--- start Entries supplied ---

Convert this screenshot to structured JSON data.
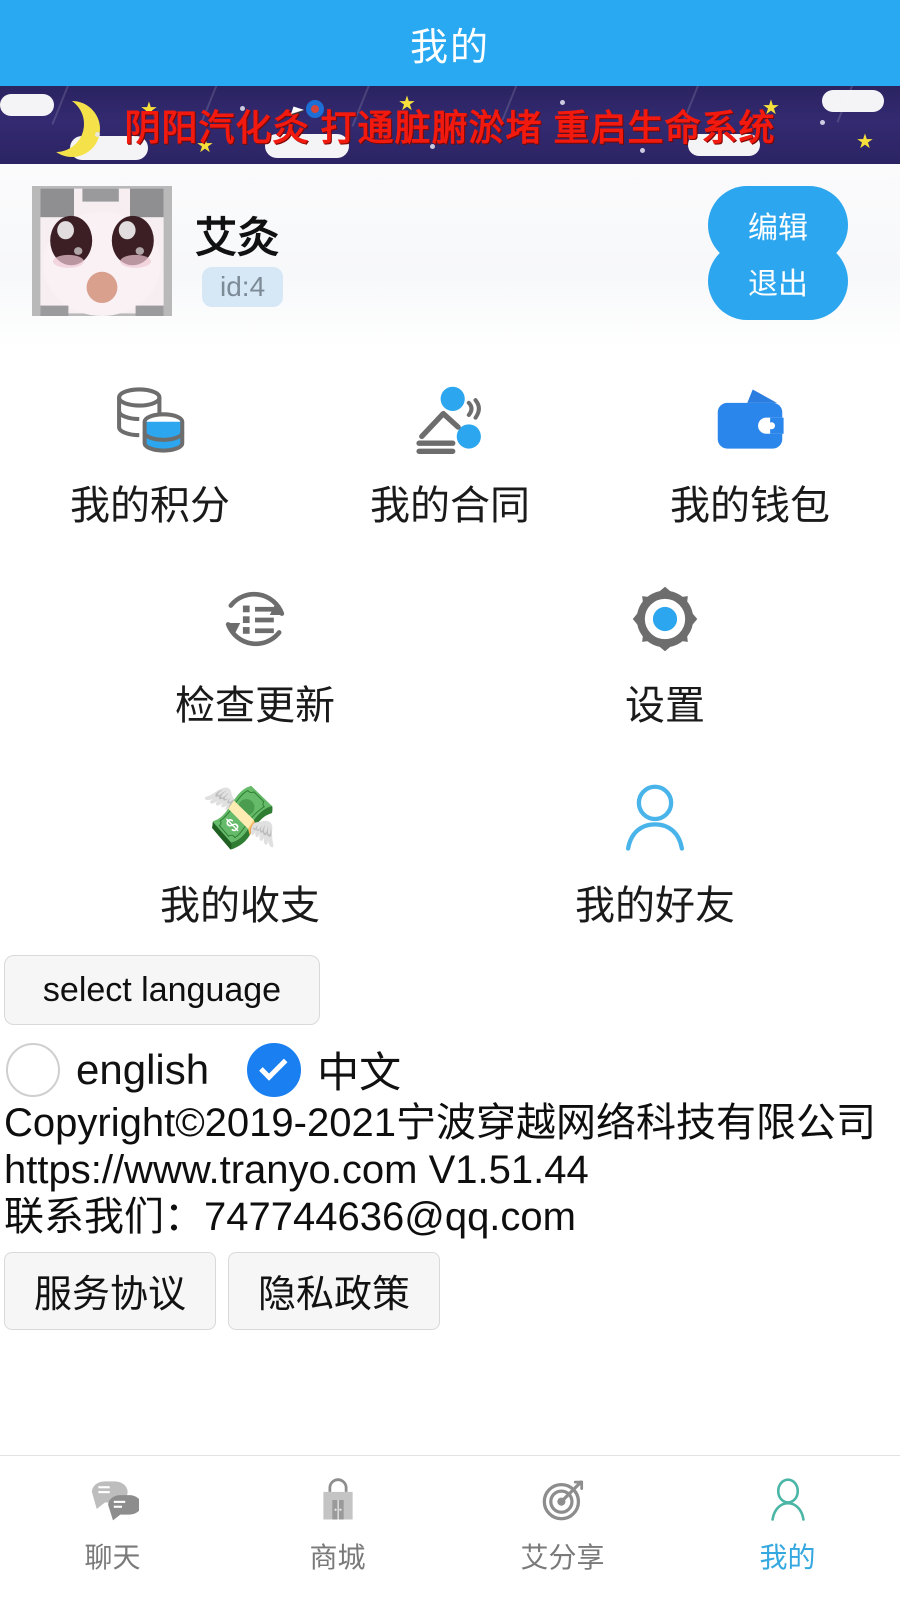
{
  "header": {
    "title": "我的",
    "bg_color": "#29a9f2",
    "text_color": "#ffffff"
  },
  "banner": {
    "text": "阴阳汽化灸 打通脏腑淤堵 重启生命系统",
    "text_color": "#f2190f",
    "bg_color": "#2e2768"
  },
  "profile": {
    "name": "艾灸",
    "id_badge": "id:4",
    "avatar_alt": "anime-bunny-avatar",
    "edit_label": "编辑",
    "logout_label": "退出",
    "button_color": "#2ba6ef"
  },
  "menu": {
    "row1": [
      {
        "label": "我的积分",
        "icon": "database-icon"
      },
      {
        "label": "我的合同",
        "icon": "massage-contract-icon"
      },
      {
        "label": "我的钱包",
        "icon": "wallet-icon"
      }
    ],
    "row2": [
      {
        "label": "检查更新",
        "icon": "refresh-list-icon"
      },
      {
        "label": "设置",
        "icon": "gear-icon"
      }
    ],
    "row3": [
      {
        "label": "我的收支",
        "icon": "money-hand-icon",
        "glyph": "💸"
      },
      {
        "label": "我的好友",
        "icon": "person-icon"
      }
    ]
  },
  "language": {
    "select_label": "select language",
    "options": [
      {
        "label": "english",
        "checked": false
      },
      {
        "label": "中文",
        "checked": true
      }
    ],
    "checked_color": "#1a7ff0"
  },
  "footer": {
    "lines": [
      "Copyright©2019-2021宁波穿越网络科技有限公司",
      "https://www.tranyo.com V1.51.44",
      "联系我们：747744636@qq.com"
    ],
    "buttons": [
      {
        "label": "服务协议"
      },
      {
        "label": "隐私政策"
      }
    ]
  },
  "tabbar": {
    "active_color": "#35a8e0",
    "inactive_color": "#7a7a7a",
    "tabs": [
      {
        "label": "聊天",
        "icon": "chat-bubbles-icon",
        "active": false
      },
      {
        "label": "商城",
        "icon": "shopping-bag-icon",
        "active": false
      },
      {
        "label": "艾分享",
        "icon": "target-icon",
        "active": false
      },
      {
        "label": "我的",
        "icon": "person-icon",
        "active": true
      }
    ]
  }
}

--- end Entries supplied ---

Exercise details:
Isolate the lines that hold the word "language" and copy all of them.

Solution to this exercise:
  "language": {
    "select_label": "select language",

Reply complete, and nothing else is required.